# [Work item]
Word for word, repeat all of the entries below.
[Opening Extracted information section]
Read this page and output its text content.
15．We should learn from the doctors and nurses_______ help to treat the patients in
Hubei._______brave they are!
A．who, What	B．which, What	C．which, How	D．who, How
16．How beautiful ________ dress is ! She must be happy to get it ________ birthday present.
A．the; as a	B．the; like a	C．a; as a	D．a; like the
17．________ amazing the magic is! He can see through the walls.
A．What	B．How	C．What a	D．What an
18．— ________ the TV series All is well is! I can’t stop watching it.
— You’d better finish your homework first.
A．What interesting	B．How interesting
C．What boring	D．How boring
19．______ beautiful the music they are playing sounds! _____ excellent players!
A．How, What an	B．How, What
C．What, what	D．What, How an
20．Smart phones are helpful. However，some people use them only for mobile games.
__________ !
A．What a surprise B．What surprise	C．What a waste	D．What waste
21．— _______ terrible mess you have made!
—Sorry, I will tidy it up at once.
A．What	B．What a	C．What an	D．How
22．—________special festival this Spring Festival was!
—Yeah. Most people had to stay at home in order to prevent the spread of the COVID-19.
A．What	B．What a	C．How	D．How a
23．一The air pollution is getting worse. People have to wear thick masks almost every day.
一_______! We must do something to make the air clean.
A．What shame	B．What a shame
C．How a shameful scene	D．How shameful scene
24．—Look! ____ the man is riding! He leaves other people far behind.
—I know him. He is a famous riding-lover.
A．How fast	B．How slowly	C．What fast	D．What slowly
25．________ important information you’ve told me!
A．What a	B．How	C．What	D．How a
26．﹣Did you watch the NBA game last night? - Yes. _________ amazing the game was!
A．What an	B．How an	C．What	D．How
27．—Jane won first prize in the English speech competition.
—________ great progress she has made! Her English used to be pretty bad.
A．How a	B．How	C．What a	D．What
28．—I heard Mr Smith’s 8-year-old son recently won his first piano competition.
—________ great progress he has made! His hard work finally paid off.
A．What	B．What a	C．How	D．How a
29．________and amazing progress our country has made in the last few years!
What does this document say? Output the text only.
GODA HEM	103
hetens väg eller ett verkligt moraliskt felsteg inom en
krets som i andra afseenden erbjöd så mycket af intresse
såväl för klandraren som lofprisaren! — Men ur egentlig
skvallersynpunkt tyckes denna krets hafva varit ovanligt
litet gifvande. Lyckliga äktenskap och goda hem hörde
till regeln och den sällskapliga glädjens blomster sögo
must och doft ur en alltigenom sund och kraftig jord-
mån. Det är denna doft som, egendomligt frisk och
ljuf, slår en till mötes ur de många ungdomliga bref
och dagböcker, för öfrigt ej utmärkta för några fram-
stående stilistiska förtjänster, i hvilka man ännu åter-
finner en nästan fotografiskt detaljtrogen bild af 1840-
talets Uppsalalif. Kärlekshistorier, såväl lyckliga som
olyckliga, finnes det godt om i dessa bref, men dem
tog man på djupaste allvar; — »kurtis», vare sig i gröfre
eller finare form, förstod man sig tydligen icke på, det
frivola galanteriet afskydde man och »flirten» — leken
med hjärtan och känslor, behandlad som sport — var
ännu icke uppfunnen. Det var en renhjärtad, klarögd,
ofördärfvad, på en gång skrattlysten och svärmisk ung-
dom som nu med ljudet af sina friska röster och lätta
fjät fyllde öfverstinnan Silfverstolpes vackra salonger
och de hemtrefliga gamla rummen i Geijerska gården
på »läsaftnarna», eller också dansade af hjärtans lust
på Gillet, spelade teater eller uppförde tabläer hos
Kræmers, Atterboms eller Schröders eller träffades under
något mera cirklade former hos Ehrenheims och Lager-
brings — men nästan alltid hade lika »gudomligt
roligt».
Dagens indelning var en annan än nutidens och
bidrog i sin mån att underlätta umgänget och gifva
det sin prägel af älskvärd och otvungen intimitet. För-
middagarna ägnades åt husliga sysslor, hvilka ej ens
[Closing Extracted information section]
# [Exercise result]
Read this page and output its text content.
15．We should learn from the doctors and nurses_______ help to treat the patients in
Hubei._______brave they are!
A．who, What	B．which, What	C．which, How	D．who, How
16．How beautiful ________ dress is ! She must be happy to get it ________ birthday present.
A．the; as a	B．the; like a	C．a; as a	D．a; like the
17．________ amazing the magic is! He can see through the walls.
A．What	B．How	C．What a	D．What an
18．— ________ the TV series All is well is! I can’t stop watching it.
— You’d better finish your homework first.
A．What interesting	B．How interesting
C．What boring	D．How boring
19．______ beautiful the music they are playing sounds! _____ excellent players!
A．How, What an	B．How, What
C．What, what	D．What, How an
20．Smart phones are helpful. However，some people use them only for mobile games.
__________ !
A．What a surprise B．What surprise	C．What a waste	D．What waste
21．— _______ terrible mess you have made!
—Sorry, I will tidy it up at once.
A．What	B．What a	C．What an	D．How
22．—________special festival this Spring Festival was!
—Yeah. Most people had to stay at home in order to prevent the spread of the COVID-19.
A．What	B．What a	C．How	D．How a
23．一The air pollution is getting worse. People have to wear thick masks almost every day.
一_______! We must do something to make the air clean.
A．What shame	B．What a shame
C．How a shameful scene	D．How shameful scene
24．—Look! ____ the man is riding! He leaves other people far behind.
—I know him. He is a famous riding-lover.
A．How fast	B．How slowly	C．What fast	D．What slowly
25．________ important information you’ve told me!
A．What a	B．How	C．What	D．How a
26．﹣Did you watch the NBA game last night? - Yes. _________ amazing the game was!
A．What an	B．How an	C．What	D．How
27．—Jane won first prize in the English speech competition.
—________ great progress she has made! Her English used to be pretty bad.
A．How a	B．How	C．What a	D．What
28．—I heard Mr Smith’s 8-year-old son recently won his first piano competition.
—________ great progress he has made! His hard work finally paid off.
A．What	B．What a	C．How	D．How a
29．________and amazing progress our country has made in the last few years!
What does this document say? Output the text only.
GODA HEM	103
hetens väg eller ett verkligt moraliskt felsteg inom en
krets som i andra afseenden erbjöd så mycket af intresse
såväl för klandraren som lofprisaren! — Men ur egentlig
skvallersynpunkt tyckes denna krets hafva varit ovanligt
litet gifvande. Lyckliga äktenskap och goda hem hörde
till regeln och den sällskapliga glädjens blomster sögo
must och doft ur en alltigenom sund och kraftig jord-
mån. Det är denna doft som, egendomligt frisk och
ljuf, slår en till mötes ur de många ungdomliga bref
och dagböcker, för öfrigt ej utmärkta för några fram-
stående stilistiska förtjänster, i hvilka man ännu åter-
finner en nästan fotografiskt detaljtrogen bild af 1840-
talets Uppsalalif. Kärlekshistorier, såväl lyckliga som
olyckliga, finnes det godt om i dessa bref, men dem
tog man på djupaste allvar; — »kurtis», vare sig i gröfre
eller finare form, förstod man sig tydligen icke på, det
frivola galanteriet afskydde man och »flirten» — leken
med hjärtan och känslor, behandlad som sport — var
ännu icke uppfunnen. Det var en renhjärtad, klarögd,
ofördärfvad, på en gång skrattlysten och svärmisk ung-
dom som nu med ljudet af sina friska röster och lätta
fjät fyllde öfverstinnan Silfverstolpes vackra salonger
och de hemtrefliga gamla rummen i Geijerska gården
på »läsaftnarna», eller också dansade af hjärtans lust
på Gillet, spelade teater eller uppförde tabläer hos
Kræmers, Atterboms eller Schröders eller träffades under
något mera cirklade former hos Ehrenheims och Lager-
brings — men nästan alltid hade lika »gudomligt
roligt».
Dagens indelning var en annan än nutidens och
bidrog i sin mån att underlätta umgänget och gifva
det sin prägel af älskvärd och otvungen intimitet. För-
middagarna ägnades åt husliga sysslor, hvilka ej ens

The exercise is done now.